▶ **WHAT NEEDS TO BE DONE**:
Reproduce the lines in the items below word for word, starting with the line that contains "Localize all elements." and going on through the line that contains "y-axis-title: Expression Level", with both of those lines included. Omit the pictures from your answer.

## START SUPPLIED DATA

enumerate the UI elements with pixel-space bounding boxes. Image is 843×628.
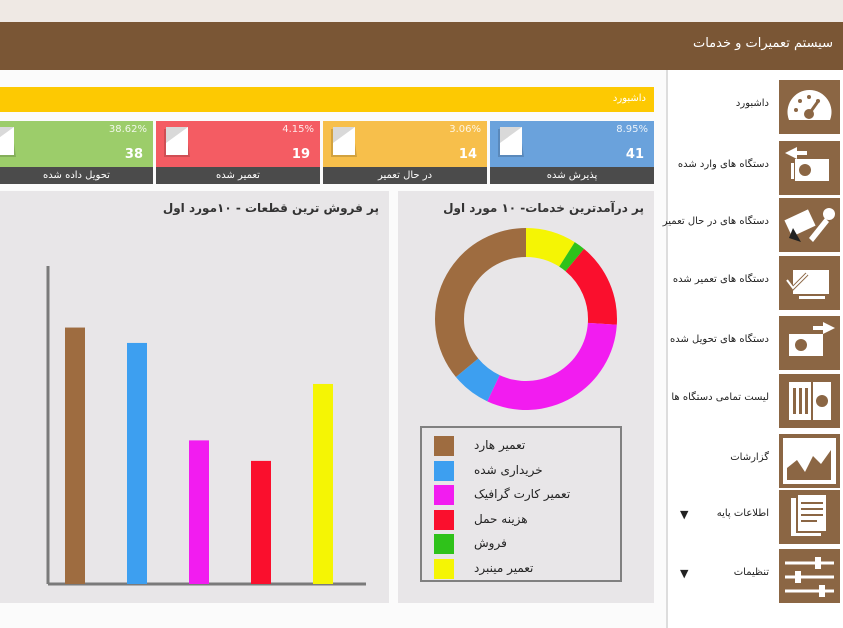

## END SUPPLIED DATA
## START SUPPLIED DATA

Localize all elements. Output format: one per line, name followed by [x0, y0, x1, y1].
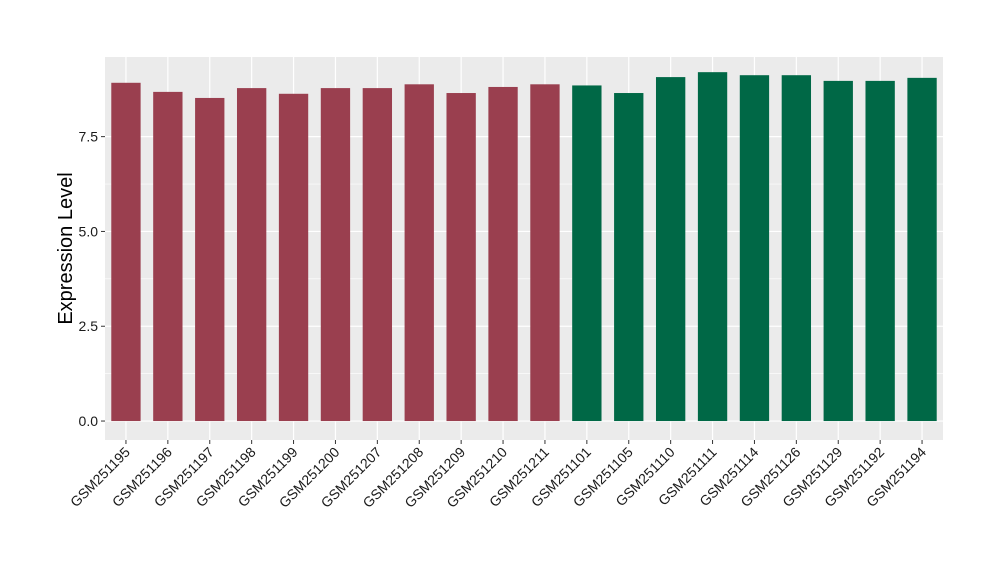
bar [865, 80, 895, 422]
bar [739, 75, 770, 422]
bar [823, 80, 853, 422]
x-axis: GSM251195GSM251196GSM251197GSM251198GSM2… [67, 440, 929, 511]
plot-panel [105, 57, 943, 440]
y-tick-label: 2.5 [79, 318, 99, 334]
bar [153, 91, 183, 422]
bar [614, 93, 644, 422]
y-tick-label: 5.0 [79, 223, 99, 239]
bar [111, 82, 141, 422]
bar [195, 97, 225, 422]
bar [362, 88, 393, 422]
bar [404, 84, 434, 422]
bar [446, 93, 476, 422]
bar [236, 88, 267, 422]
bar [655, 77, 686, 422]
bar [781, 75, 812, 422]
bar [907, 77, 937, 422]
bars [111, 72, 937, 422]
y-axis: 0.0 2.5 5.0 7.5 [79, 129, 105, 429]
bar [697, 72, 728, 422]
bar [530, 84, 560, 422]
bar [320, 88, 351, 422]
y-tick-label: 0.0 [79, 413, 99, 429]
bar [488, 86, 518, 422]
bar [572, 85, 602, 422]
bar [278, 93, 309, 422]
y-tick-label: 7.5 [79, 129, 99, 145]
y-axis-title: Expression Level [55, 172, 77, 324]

## END SUPPLIED DATA

▶ **COMPLETED EXERCISE**:
Localize all elements. Output format: one per line, name followed by [x0, y0, x1, y1].
bar [865, 80, 895, 422]
bar [739, 75, 770, 422]
bar [823, 80, 853, 422]
x-axis: GSM251195GSM251196GSM251197GSM251198GSM2… [67, 440, 929, 511]
plot-panel [105, 57, 943, 440]
y-tick-label: 2.5 [79, 318, 99, 334]
bar [153, 91, 183, 422]
bar [614, 93, 644, 422]
y-tick-label: 5.0 [79, 223, 99, 239]
bar [111, 82, 141, 422]
bar [195, 97, 225, 422]
bar [362, 88, 393, 422]
bar [404, 84, 434, 422]
bar [446, 93, 476, 422]
bar [236, 88, 267, 422]
bar [655, 77, 686, 422]
bar [781, 75, 812, 422]
bar [907, 77, 937, 422]
bars [111, 72, 937, 422]
y-axis: 0.0 2.5 5.0 7.5 [79, 129, 105, 429]
bar [697, 72, 728, 422]
bar [530, 84, 560, 422]
bar [320, 88, 351, 422]
y-tick-label: 0.0 [79, 413, 99, 429]
bar [488, 86, 518, 422]
bar [572, 85, 602, 422]
bar [278, 93, 309, 422]
y-tick-label: 7.5 [79, 129, 99, 145]
y-axis-title: Expression Level [55, 172, 77, 324]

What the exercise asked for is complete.